--- START OF Given data ---

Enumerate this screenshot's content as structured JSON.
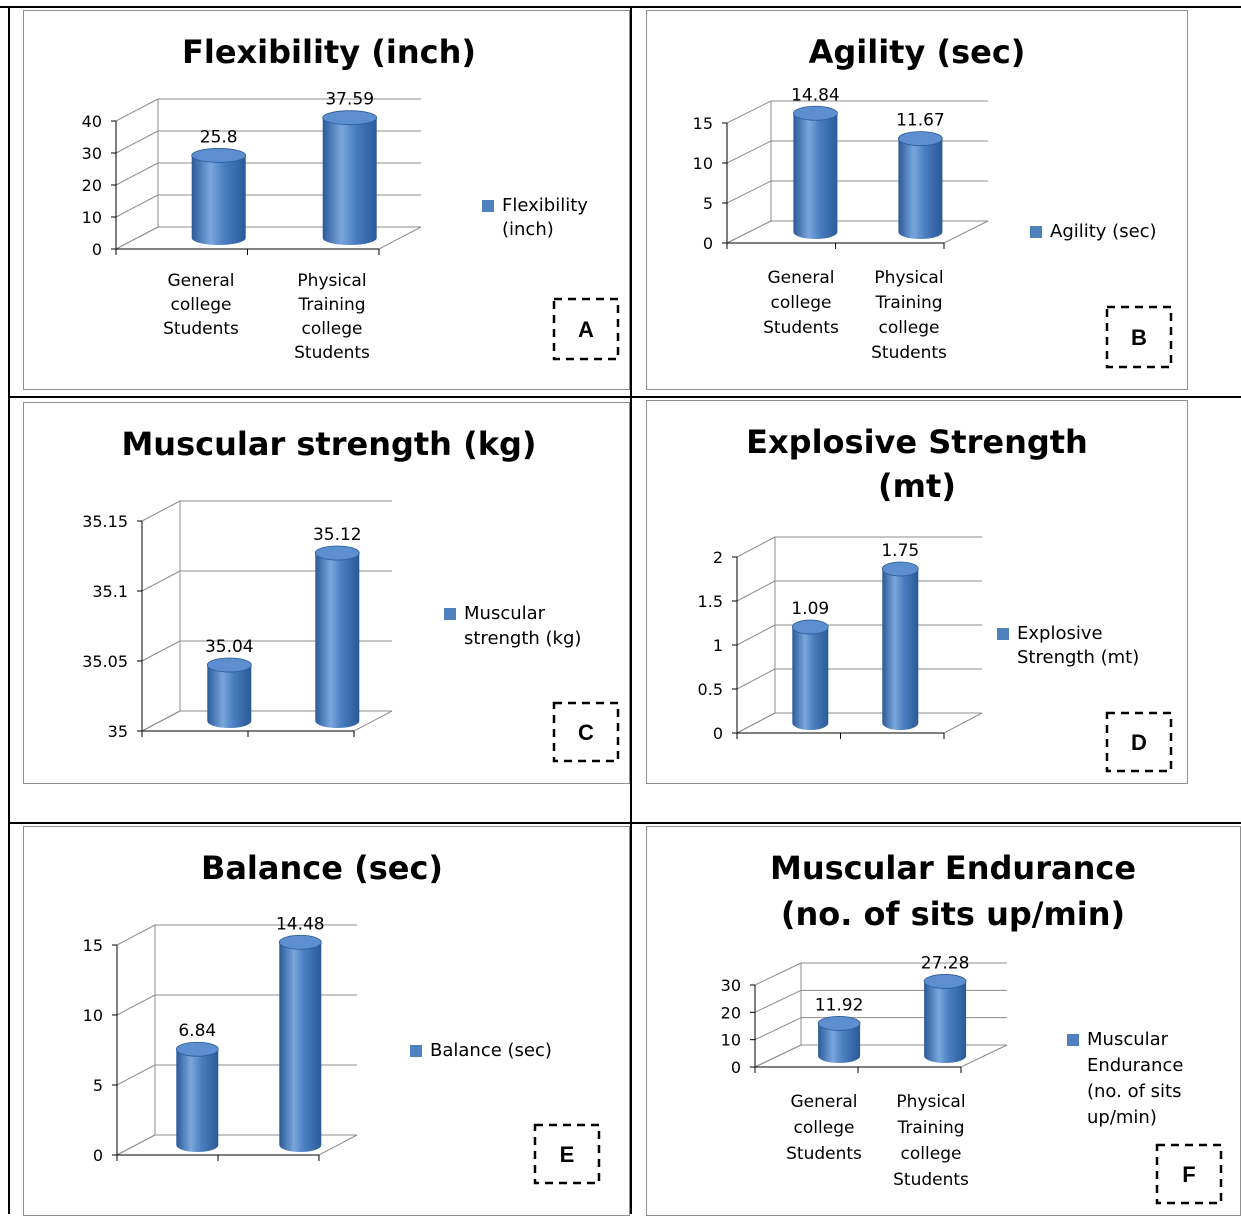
{
  "chart_data": [
    {
      "id": "A",
      "type": "bar",
      "title": "Flexibility (inch)",
      "categories": [
        "General college Students",
        "Physical Training college Students"
      ],
      "series": [
        {
          "name": "Flexibility (inch)",
          "values": [
            25.8,
            37.59
          ]
        }
      ],
      "value_labels": [
        "25.8",
        "37.59"
      ],
      "ylim": [
        0,
        40
      ],
      "yticks": [
        "0",
        "10",
        "20",
        "30",
        "40"
      ],
      "grid": true,
      "legend": "right",
      "tag": "A"
    },
    {
      "id": "B",
      "type": "bar",
      "title": "Agility (sec)",
      "categories": [
        "General college Students",
        "Physical Training college Students"
      ],
      "series": [
        {
          "name": "Agility (sec)",
          "values": [
            14.84,
            11.67
          ]
        }
      ],
      "value_labels": [
        "14.84",
        "11.67"
      ],
      "ylim": [
        0,
        15
      ],
      "yticks": [
        "0",
        "5",
        "10",
        "15"
      ],
      "grid": true,
      "legend": "right",
      "tag": "B"
    },
    {
      "id": "C",
      "type": "bar",
      "title": "Muscular strength (kg)",
      "categories": [
        "",
        ""
      ],
      "series": [
        {
          "name": "Muscular strength (kg)",
          "values": [
            35.04,
            35.12
          ]
        }
      ],
      "value_labels": [
        "35.04",
        "35.12"
      ],
      "ylim": [
        35,
        35.15
      ],
      "yticks": [
        "35",
        "35.05",
        "35.1",
        "35.15"
      ],
      "grid": true,
      "legend": "right",
      "tag": "C"
    },
    {
      "id": "D",
      "type": "bar",
      "title": "Explosive Strength (mt)",
      "categories": [
        "",
        ""
      ],
      "series": [
        {
          "name": "Explosive Strength (mt)",
          "values": [
            1.09,
            1.75
          ]
        }
      ],
      "value_labels": [
        "1.09",
        "1.75"
      ],
      "ylim": [
        0,
        2
      ],
      "yticks": [
        "0",
        "0.5",
        "1",
        "1.5",
        "2"
      ],
      "grid": true,
      "legend": "right",
      "tag": "D"
    },
    {
      "id": "E",
      "type": "bar",
      "title": "Balance (sec)",
      "categories": [
        "",
        ""
      ],
      "series": [
        {
          "name": "Balance (sec)",
          "values": [
            6.84,
            14.48
          ]
        }
      ],
      "value_labels": [
        "6.84",
        "14.48"
      ],
      "ylim": [
        0,
        15
      ],
      "yticks": [
        "0",
        "5",
        "10",
        "15"
      ],
      "grid": true,
      "legend": "right",
      "tag": "E"
    },
    {
      "id": "F",
      "type": "bar",
      "title": "Muscular Endurance (no. of sits up/min)",
      "categories": [
        "General college Students",
        "Physical Training college Students"
      ],
      "series": [
        {
          "name": "Muscular Endurance (no. of sits up/min)",
          "values": [
            11.92,
            27.28
          ]
        }
      ],
      "value_labels": [
        "11.92",
        "27.28"
      ],
      "ylim": [
        0,
        30
      ],
      "yticks": [
        "0",
        "10",
        "20",
        "30"
      ],
      "grid": true,
      "legend": "right",
      "tag": "F"
    }
  ],
  "colors": {
    "bar_dark": "#2a5a98",
    "bar_mid": "#4a7ebf",
    "bar_light": "#7aa6dc",
    "bar_top": "#5d8fd0",
    "legend_swatch": "#4f81bd",
    "grid": "#8c8c8c",
    "panel_border": "#8f8f8f"
  }
}
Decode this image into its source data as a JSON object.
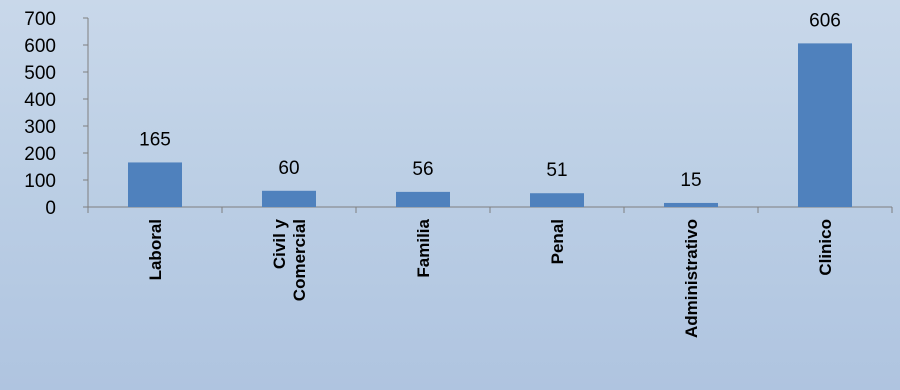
{
  "chart_data": {
    "type": "bar",
    "title": "",
    "xlabel": "",
    "ylabel": "",
    "categories": [
      [
        "Laboral"
      ],
      [
        "Civil y",
        "Comercial"
      ],
      [
        "Familia"
      ],
      [
        "Penal"
      ],
      [
        "Administrativo"
      ],
      [
        "Clinico"
      ]
    ],
    "values": [
      165,
      60,
      56,
      51,
      15,
      606
    ],
    "ylim": [
      0,
      700
    ],
    "yticks": [
      0,
      100,
      200,
      300,
      400,
      500,
      600,
      700
    ],
    "grid": false,
    "legend": "none",
    "bar_color": "#4f81bd",
    "axis_color": "#7f7f7f"
  }
}
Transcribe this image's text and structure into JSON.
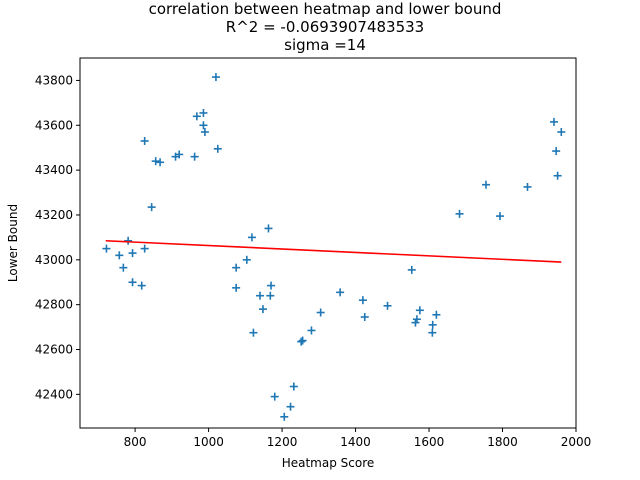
{
  "chart_data": {
    "type": "scatter",
    "title_lines": [
      "correlation between heatmap and lower bound",
      "R^2 = -0.0693907483533",
      "sigma =14"
    ],
    "xlabel": "Heatmap Score",
    "ylabel": "Lower Bound",
    "xlim": [
      650,
      2000
    ],
    "ylim": [
      42250,
      43900
    ],
    "xticks": [
      800,
      1000,
      1200,
      1400,
      1600,
      1800,
      2000
    ],
    "yticks": [
      42400,
      42600,
      42800,
      43000,
      43200,
      43400,
      43600,
      43800
    ],
    "grid": false,
    "colors": {
      "points": "#1f77b4",
      "fit": "#ff0000"
    },
    "series": [
      {
        "kind": "points",
        "marker": "+",
        "x": [
          722,
          757,
          768,
          781,
          793,
          793,
          818,
          826,
          826,
          845,
          856,
          868,
          910,
          920,
          962,
          968,
          986,
          986,
          990,
          1020,
          1025,
          1075,
          1075,
          1104,
          1118,
          1122,
          1140,
          1148,
          1163,
          1168,
          1170,
          1180,
          1206,
          1223,
          1232,
          1252,
          1256,
          1280,
          1305,
          1358,
          1420,
          1425,
          1487,
          1553,
          1563,
          1567,
          1575,
          1609,
          1610,
          1620,
          1683,
          1755,
          1793,
          1868,
          1940,
          1946,
          1950,
          1960
        ],
        "y": [
          43050,
          43020,
          42965,
          43085,
          42900,
          43030,
          42885,
          43050,
          43530,
          43235,
          43440,
          43435,
          43460,
          43470,
          43460,
          43640,
          43600,
          43655,
          43570,
          43815,
          43495,
          42965,
          42875,
          43000,
          43100,
          42675,
          42840,
          42780,
          43140,
          42840,
          42885,
          42390,
          42300,
          42345,
          42435,
          42635,
          42640,
          42685,
          42765,
          42855,
          42820,
          42745,
          42795,
          42955,
          42720,
          42735,
          42775,
          42675,
          42710,
          42755,
          43205,
          43335,
          43195,
          43325,
          43615,
          43485,
          43375,
          43570
        ]
      },
      {
        "kind": "line",
        "x": [
          720,
          1960
        ],
        "y": [
          43085,
          42990
        ]
      }
    ]
  }
}
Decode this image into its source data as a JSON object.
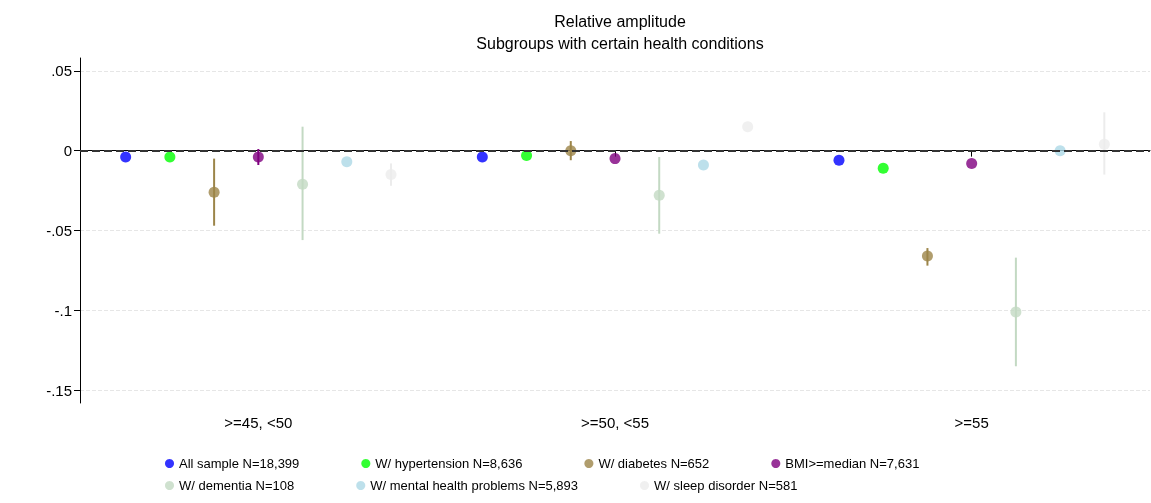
{
  "chart_data": {
    "type": "scatter",
    "title": "Relative amplitude",
    "subtitle": "Subgroups with certain health conditions",
    "categories": [
      ">=45, <50",
      ">=50, <55",
      ">=55"
    ],
    "series": [
      {
        "name": "All sample N=18,399",
        "color": "#0000ff",
        "values": [
          -0.004,
          -0.004,
          -0.006
        ]
      },
      {
        "name": "W/ hypertension N=8,636",
        "color": "#00ff00",
        "values": [
          -0.004,
          -0.003,
          -0.011
        ]
      },
      {
        "name": "W/ diabetes N=652",
        "color": "#9c8549",
        "values": [
          -0.026,
          0,
          -0.066
        ],
        "errors": [
          [
            -0.047,
            -0.005
          ],
          [
            -0.006,
            0.006
          ],
          [
            -0.072,
            -0.061
          ]
        ]
      },
      {
        "name": "BMI>=median N=7,631",
        "color": "#800080",
        "values": [
          -0.004,
          -0.005,
          -0.008
        ],
        "errors": [
          [
            -0.009,
            0.001
          ],
          null,
          null
        ]
      },
      {
        "name": "W/ dementia N=108",
        "color": "#c3d9c3",
        "values": [
          -0.021,
          -0.028,
          -0.101
        ],
        "errors": [
          [
            -0.056,
            0.015
          ],
          [
            -0.052,
            -0.004
          ],
          [
            -0.135,
            -0.067
          ]
        ]
      },
      {
        "name": "W/ mental health problems N=5,893",
        "color": "#add8e6",
        "values": [
          -0.007,
          -0.009,
          0
        ]
      },
      {
        "name": "W/ sleep disorder N=581",
        "color": "#ececec",
        "values": [
          -0.015,
          0.015,
          0.004
        ],
        "errors": [
          [
            -0.022,
            -0.008
          ],
          null,
          [
            -0.015,
            0.024
          ]
        ]
      }
    ],
    "ylim": [
      -0.158,
      0.058
    ],
    "yticks": [
      {
        "value": 0.05,
        "label": ".05"
      },
      0,
      {
        "value": -0.05,
        "label": "-.05"
      },
      {
        "value": -0.1,
        "label": "-.1"
      },
      {
        "value": -0.15,
        "label": "-.15"
      }
    ],
    "ref_lines": [
      {
        "axis": "y",
        "value": 0,
        "color": "#333333",
        "line_style": "dashed"
      }
    ],
    "grid": "y",
    "legend": "bottom",
    "marker": "circle"
  }
}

--- END OF Given data ---

▸ Objective: From the entries above, copy every line containing the word "sits".

▸ Result:
      "title": "Muscular Endurance (no. of sits up/min)",
          "name": "Muscular Endurance (no. of sits up/min)",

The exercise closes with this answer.